Problem statement
Extract every line from the records below that contains the word "after".
-*-
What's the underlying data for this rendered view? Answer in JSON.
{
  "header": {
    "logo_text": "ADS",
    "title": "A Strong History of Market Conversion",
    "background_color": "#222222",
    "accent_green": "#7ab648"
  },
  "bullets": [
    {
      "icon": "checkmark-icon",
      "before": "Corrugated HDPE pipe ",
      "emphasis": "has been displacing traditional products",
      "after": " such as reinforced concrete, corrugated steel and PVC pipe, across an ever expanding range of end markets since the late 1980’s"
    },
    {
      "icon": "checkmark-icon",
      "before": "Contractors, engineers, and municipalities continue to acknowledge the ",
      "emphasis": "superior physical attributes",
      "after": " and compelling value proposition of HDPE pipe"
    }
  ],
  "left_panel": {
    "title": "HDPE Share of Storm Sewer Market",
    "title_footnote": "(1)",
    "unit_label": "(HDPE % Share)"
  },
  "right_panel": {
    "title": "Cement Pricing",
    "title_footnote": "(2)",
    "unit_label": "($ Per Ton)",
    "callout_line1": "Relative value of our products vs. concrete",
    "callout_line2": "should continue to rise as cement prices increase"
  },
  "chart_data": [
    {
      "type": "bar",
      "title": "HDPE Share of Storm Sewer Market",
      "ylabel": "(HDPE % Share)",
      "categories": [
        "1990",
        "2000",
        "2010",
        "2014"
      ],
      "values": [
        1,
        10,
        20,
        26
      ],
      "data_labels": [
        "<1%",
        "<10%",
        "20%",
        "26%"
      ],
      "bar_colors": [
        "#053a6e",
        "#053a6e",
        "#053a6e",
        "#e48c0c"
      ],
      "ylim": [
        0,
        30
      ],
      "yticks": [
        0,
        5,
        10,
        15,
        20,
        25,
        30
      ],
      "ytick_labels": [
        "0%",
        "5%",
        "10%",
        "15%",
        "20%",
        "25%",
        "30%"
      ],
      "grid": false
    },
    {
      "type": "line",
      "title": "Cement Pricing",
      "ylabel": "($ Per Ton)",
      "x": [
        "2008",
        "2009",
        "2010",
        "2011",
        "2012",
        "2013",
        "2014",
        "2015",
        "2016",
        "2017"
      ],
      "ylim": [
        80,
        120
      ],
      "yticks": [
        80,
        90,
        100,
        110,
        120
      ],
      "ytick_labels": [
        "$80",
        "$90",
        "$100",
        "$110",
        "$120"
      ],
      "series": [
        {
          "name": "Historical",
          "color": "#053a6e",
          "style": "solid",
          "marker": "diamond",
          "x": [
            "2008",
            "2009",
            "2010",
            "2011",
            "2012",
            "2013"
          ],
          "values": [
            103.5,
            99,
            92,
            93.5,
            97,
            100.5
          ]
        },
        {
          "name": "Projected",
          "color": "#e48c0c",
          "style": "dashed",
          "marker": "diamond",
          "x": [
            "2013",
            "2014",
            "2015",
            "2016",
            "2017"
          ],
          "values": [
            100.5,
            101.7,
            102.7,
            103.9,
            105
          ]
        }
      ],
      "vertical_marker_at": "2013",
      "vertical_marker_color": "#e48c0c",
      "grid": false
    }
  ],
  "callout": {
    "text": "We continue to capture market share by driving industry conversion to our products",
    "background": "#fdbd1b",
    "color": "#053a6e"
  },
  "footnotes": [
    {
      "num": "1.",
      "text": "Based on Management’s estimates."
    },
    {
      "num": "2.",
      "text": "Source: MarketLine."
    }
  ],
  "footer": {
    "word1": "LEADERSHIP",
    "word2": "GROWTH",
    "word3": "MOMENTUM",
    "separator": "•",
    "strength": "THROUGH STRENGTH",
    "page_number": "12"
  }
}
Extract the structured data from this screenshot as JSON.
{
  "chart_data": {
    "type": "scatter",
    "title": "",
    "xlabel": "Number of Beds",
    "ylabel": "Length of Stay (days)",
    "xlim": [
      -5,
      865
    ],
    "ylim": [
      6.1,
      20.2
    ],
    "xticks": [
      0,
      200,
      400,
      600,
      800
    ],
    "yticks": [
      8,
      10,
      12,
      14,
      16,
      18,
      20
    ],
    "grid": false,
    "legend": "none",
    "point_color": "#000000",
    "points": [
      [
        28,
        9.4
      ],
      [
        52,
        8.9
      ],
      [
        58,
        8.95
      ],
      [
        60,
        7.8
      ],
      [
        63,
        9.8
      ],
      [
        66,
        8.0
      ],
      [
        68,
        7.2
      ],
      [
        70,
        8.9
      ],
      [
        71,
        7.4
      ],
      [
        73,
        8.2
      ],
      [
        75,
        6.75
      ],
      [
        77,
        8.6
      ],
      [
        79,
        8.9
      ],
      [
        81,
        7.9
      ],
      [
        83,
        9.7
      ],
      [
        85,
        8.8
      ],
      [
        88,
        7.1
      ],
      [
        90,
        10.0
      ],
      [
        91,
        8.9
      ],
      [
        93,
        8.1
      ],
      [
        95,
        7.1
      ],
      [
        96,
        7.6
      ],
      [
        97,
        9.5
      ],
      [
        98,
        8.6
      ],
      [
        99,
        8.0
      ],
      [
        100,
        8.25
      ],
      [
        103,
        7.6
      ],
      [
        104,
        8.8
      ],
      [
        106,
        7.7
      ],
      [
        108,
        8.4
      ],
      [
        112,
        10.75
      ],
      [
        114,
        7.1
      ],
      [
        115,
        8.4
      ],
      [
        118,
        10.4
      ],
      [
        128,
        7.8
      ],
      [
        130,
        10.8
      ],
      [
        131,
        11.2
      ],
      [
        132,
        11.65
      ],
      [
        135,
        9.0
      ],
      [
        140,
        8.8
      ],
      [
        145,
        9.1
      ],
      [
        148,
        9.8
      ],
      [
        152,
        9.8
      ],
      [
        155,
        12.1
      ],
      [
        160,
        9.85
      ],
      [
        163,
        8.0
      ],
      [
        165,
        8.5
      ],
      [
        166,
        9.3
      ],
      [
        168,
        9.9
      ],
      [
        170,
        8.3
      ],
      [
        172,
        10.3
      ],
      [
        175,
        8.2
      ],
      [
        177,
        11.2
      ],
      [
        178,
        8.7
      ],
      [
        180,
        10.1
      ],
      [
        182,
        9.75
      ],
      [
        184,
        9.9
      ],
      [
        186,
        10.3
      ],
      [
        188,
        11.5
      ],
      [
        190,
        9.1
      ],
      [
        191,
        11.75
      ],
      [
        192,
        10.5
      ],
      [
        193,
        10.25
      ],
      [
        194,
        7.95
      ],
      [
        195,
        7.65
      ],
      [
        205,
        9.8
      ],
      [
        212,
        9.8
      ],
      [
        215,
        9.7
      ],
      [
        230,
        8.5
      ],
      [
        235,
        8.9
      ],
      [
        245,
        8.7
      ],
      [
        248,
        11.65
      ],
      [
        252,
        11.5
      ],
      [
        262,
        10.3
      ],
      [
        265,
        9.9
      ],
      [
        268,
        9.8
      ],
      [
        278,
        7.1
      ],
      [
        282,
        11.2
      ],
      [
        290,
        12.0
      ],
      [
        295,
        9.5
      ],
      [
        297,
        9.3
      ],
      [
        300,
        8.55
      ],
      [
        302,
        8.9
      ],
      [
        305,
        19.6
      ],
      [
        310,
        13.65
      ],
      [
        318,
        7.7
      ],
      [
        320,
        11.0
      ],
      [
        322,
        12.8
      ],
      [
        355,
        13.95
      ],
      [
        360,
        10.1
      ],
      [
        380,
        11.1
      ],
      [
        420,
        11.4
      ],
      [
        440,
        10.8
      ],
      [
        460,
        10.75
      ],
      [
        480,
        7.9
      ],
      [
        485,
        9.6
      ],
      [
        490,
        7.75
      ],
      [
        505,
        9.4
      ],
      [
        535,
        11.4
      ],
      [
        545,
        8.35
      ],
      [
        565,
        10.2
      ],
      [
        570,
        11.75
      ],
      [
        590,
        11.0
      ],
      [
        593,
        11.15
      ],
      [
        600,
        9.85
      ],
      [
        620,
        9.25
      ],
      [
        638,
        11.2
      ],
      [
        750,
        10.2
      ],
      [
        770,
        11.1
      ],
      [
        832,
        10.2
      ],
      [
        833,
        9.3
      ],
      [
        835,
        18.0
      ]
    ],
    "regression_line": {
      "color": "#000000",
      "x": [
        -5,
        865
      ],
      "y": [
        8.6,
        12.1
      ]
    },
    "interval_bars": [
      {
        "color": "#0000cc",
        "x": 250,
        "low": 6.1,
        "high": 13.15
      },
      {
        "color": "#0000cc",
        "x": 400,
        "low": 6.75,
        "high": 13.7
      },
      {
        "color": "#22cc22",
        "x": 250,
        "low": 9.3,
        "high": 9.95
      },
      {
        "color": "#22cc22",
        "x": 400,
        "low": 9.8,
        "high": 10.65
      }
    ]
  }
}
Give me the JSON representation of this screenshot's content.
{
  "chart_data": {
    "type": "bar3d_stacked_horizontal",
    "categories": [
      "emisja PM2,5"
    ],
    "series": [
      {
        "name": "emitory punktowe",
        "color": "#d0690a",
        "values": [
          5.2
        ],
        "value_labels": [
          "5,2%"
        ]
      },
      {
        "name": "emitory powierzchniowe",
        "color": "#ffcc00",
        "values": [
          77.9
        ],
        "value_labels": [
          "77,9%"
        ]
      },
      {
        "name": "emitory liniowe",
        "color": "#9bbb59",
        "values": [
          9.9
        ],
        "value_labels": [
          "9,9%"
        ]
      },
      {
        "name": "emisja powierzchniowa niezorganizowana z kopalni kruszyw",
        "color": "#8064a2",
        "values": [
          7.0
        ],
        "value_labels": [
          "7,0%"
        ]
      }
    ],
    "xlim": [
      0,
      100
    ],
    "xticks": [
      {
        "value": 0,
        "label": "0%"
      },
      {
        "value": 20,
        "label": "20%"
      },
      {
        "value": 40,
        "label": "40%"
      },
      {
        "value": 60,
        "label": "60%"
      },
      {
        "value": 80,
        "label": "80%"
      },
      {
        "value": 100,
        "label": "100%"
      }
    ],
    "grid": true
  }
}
-*-
Written reply
      "after": " such as reinforced concrete, corrugated steel and PVC pipe, across an ever expanding range of end markets since the late 1980’s"
      "after": " and compelling value proposition of HDPE pipe"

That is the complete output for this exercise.